[Data records]
# # #

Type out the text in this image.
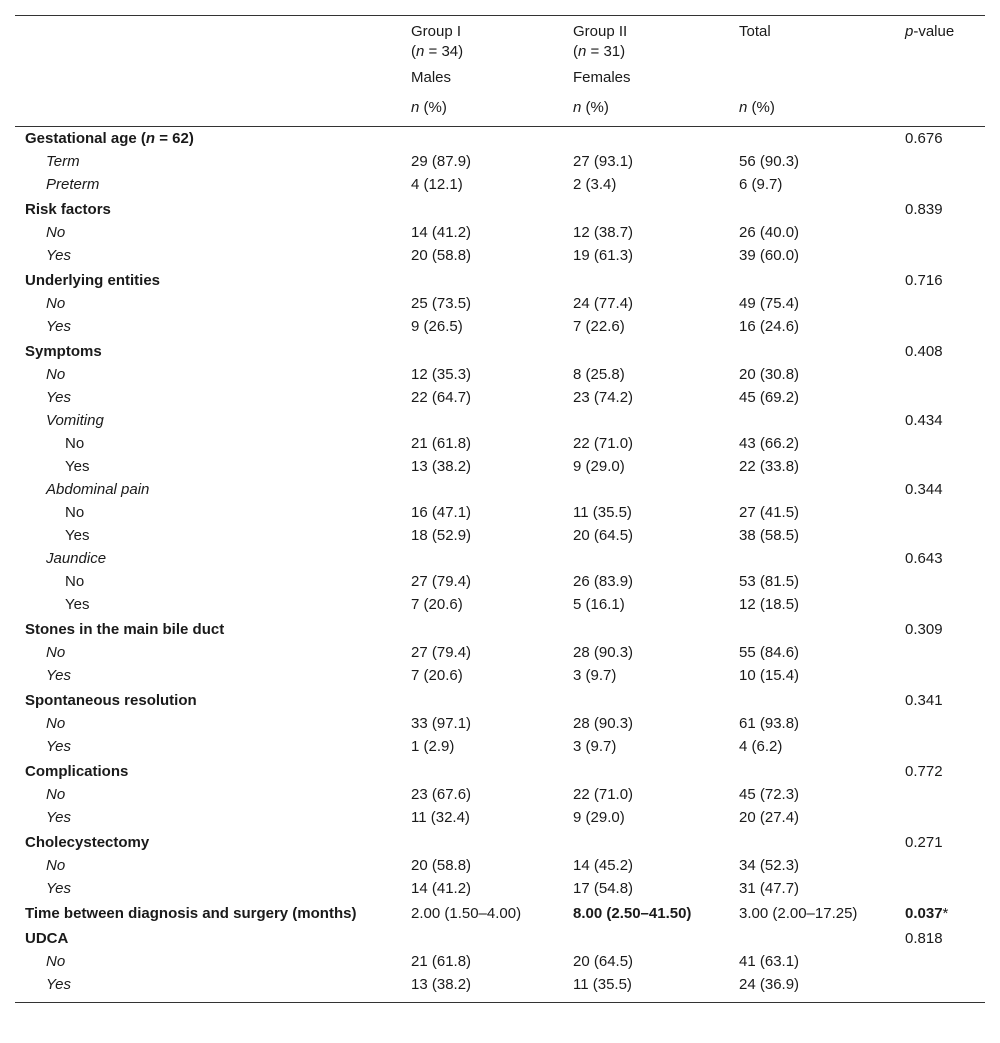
	Group I
(n = 34)	Group II
(n = 31)	Total	p-value
	Males	Females		
	n (%)	n (%)	n (%)	
Gestational age (n = 62)				0.676
Term	29 (87.9)	27 (93.1)	56 (90.3)	
Preterm	4 (12.1)	2 (3.4)	6 (9.7)	
Risk factors				0.839
No	14 (41.2)	12 (38.7)	26 (40.0)	
Yes	20 (58.8)	19 (61.3)	39 (60.0)	
Underlying entities				0.716
No	25 (73.5)	24 (77.4)	49 (75.4)	
Yes	9 (26.5)	7 (22.6)	16 (24.6)	
Symptoms				0.408
No	12 (35.3)	8 (25.8)	20 (30.8)	
Yes	22 (64.7)	23 (74.2)	45 (69.2)	
Vomiting				0.434
No	21 (61.8)	22 (71.0)	43 (66.2)	
Yes	13 (38.2)	9 (29.0)	22 (33.8)	
Abdominal pain				0.344
No	16 (47.1)	11 (35.5)	27 (41.5)	
Yes	18 (52.9)	20 (64.5)	38 (58.5)	
Jaundice				0.643
No	27 (79.4)	26 (83.9)	53 (81.5)	
Yes	7 (20.6)	5 (16.1)	12 (18.5)	
Stones in the main bile duct				0.309
No	27 (79.4)	28 (90.3)	55 (84.6)	
Yes	7 (20.6)	3 (9.7)	10 (15.4)	
Spontaneous resolution				0.341
No	33 (97.1)	28 (90.3)	61 (93.8)	
Yes	1 (2.9)	3 (9.7)	4 (6.2)	
Complications				0.772
No	23 (67.6)	22 (71.0)	45 (72.3)	
Yes	11 (32.4)	9 (29.0)	20 (27.4)	
Cholecystectomy				0.271
No	20 (58.8)	14 (45.2)	34 (52.3)	
Yes	14 (41.2)	17 (54.8)	31 (47.7)	
Time between diagnosis and surgery (months)	2.00 (1.50–4.00)	8.00 (2.50–41.50)	3.00 (2.00–17.25)	0.037*
UDCA				0.818
No	21 (61.8)	20 (64.5)	41 (63.1)	
Yes	13 (38.2)	11 (35.5)	24 (36.9)	
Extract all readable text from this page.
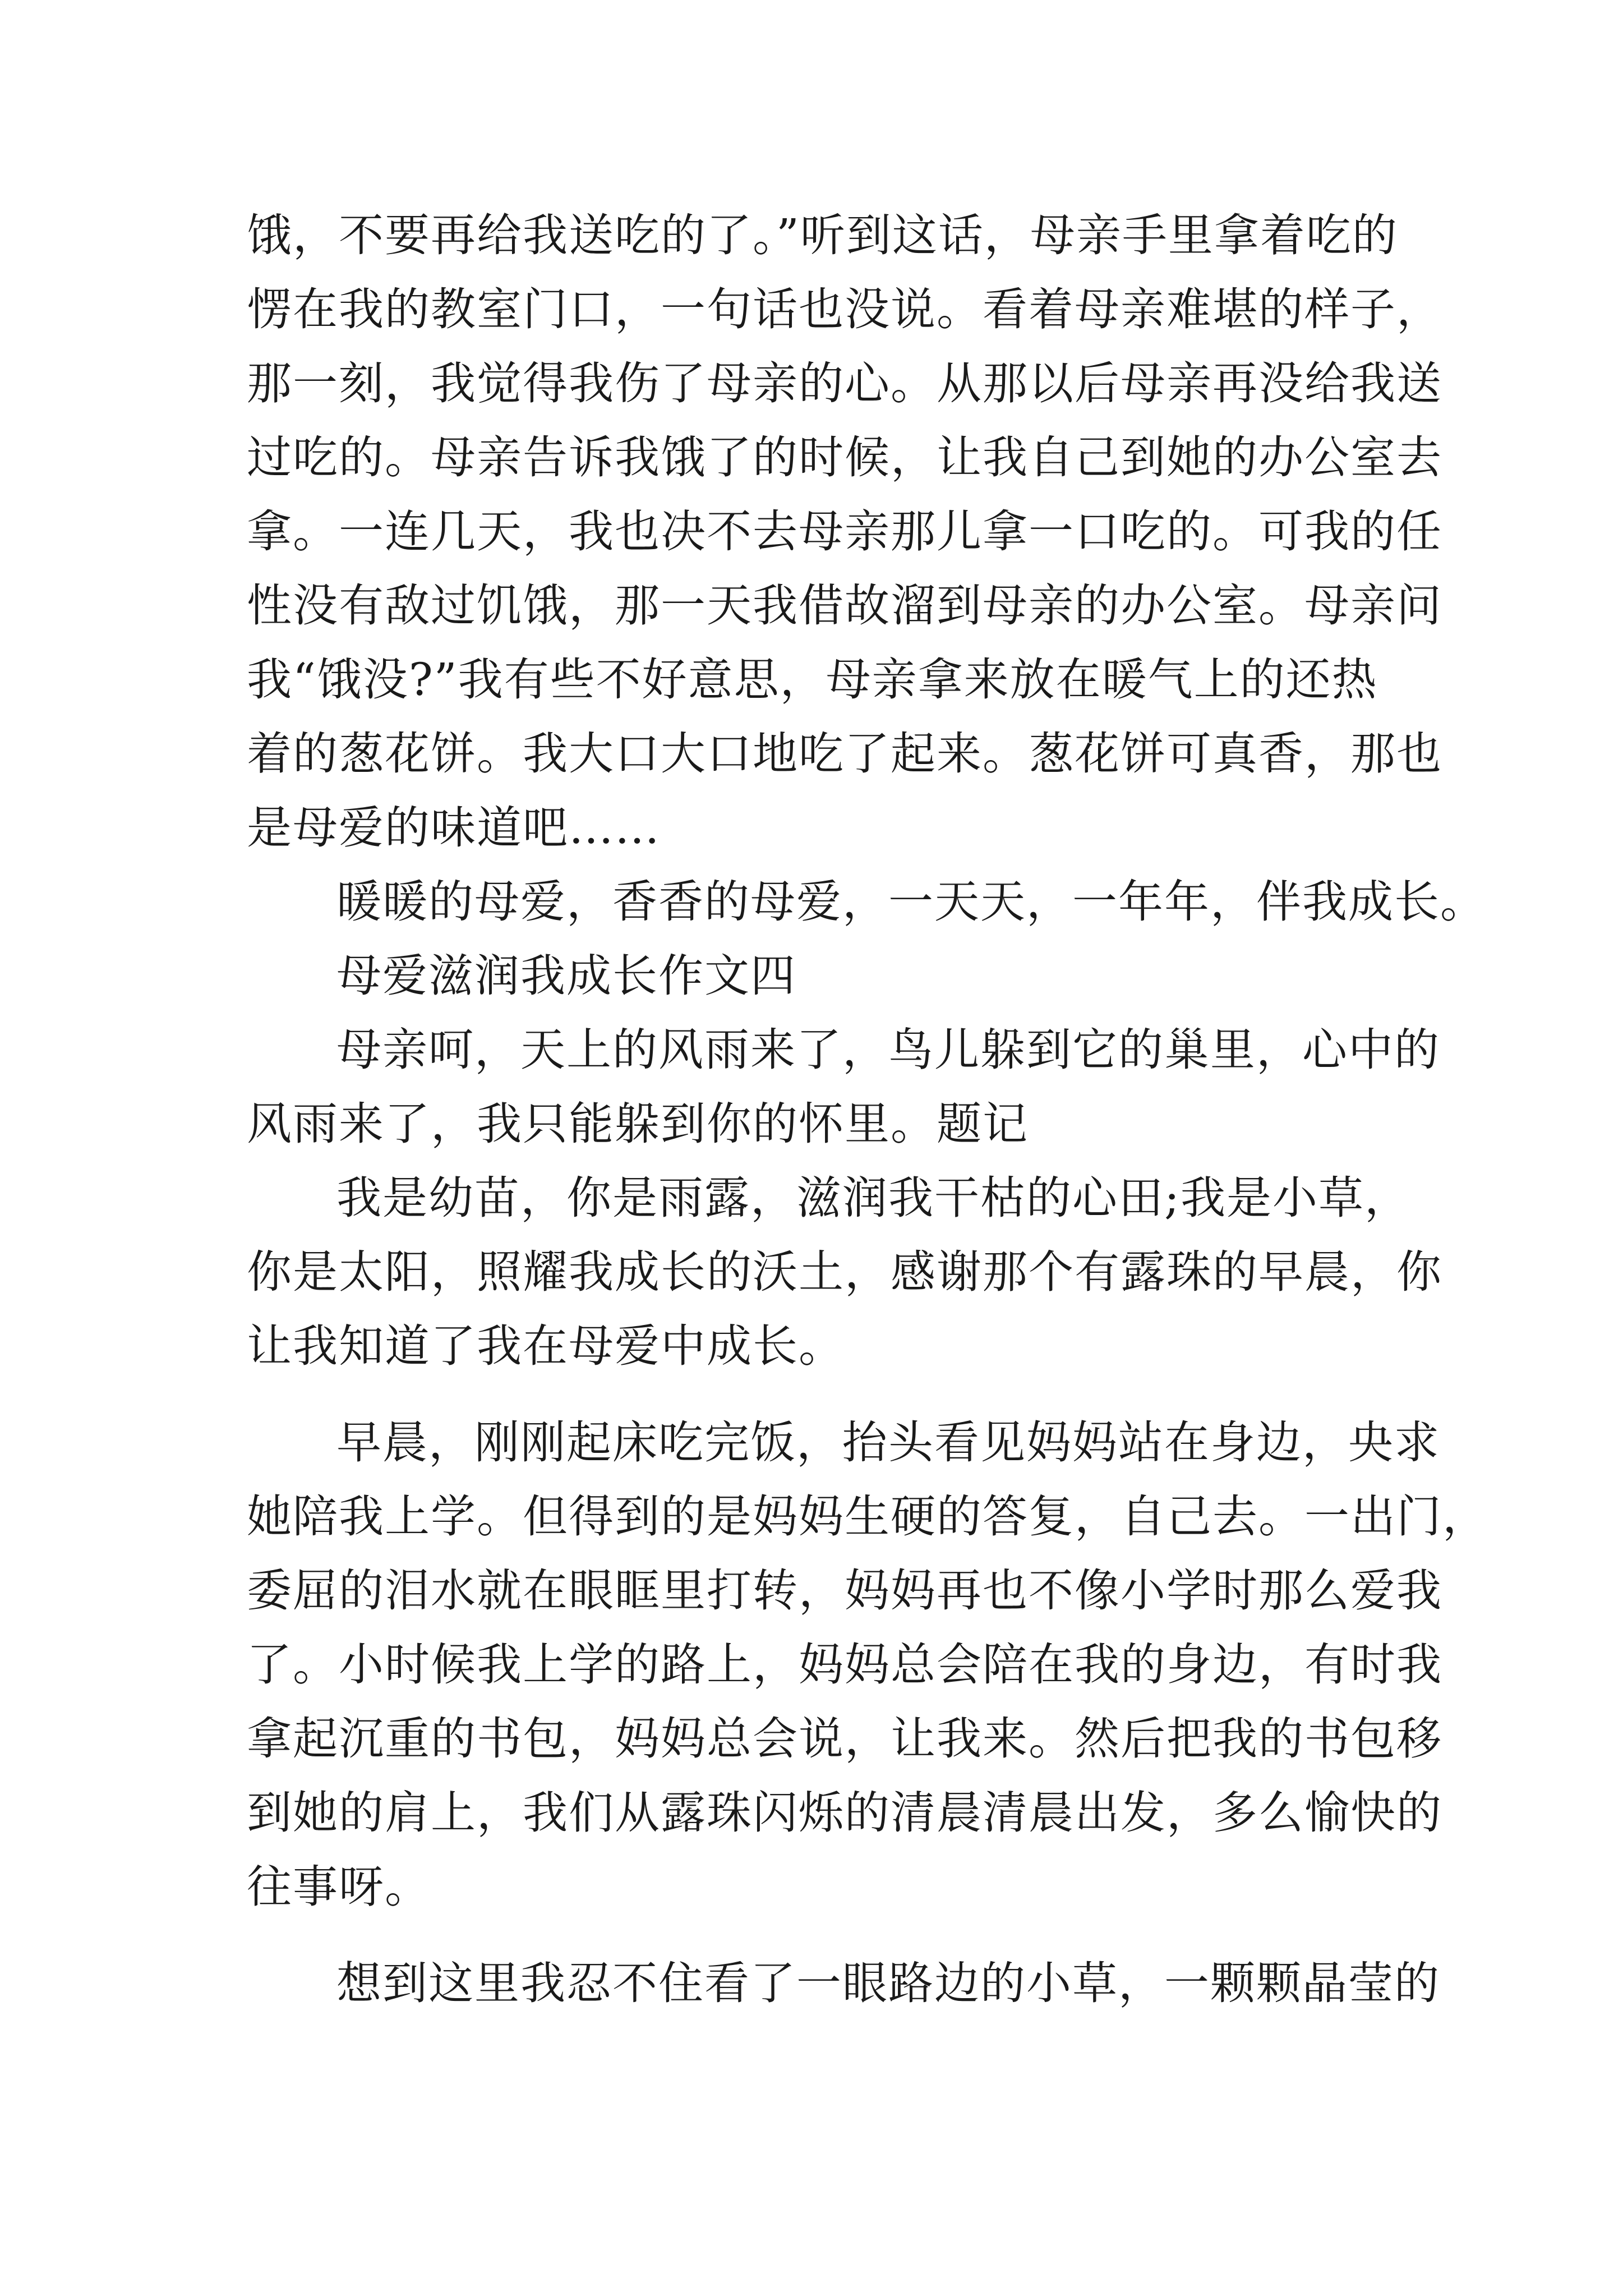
饿，不要再给我送吃的了。”听到这话，母亲手里拿着吃的
愣在我的教室门口，一句话也没说。看着母亲难堪的样子，
那一刻，我觉得我伤了母亲的心。从那以后母亲再没给我送
过吃的。母亲告诉我饿了的时候，让我自己到她的办公室去
拿。一连几天，我也决不去母亲那儿拿一口吃的。可我的任
性没有敌过饥饿，那一天我借故溜到母亲的办公室。母亲问
我“饿没?”我有些不好意思，母亲拿来放在暖气上的还热
着的葱花饼。我大口大口地吃了起来。葱花饼可真香，那也
是母爱的味道吧……
暖暖的母爱，香香的母爱，一天天，一年年，伴我成长。
母爱滋润我成长作文四
母亲呵，天上的风雨来了，鸟儿躲到它的巢里，心中的
风雨来了，我只能躲到你的怀里。题记
我是幼苗，你是雨露，滋润我干枯的心田;我是小草，
你是太阳，照耀我成长的沃土，感谢那个有露珠的早晨，你
让我知道了我在母爱中成长。
早晨，刚刚起床吃完饭，抬头看见妈妈站在身边，央求
她陪我上学。但得到的是妈妈生硬的答复，自己去。一出门，
委屈的泪水就在眼眶里打转，妈妈再也不像小学时那么爱我
了。小时候我上学的路上，妈妈总会陪在我的身边，有时我
拿起沉重的书包，妈妈总会说，让我来。然后把我的书包移
到她的肩上，我们从露珠闪烁的清晨清晨出发，多么愉快的
往事呀。
想到这里我忍不住看了一眼路边的小草，一颗颗晶莹的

# # #

→ Stated problem
Using the entries above, state how many lines include the word "text", with no other words.

→ Exercise solution
2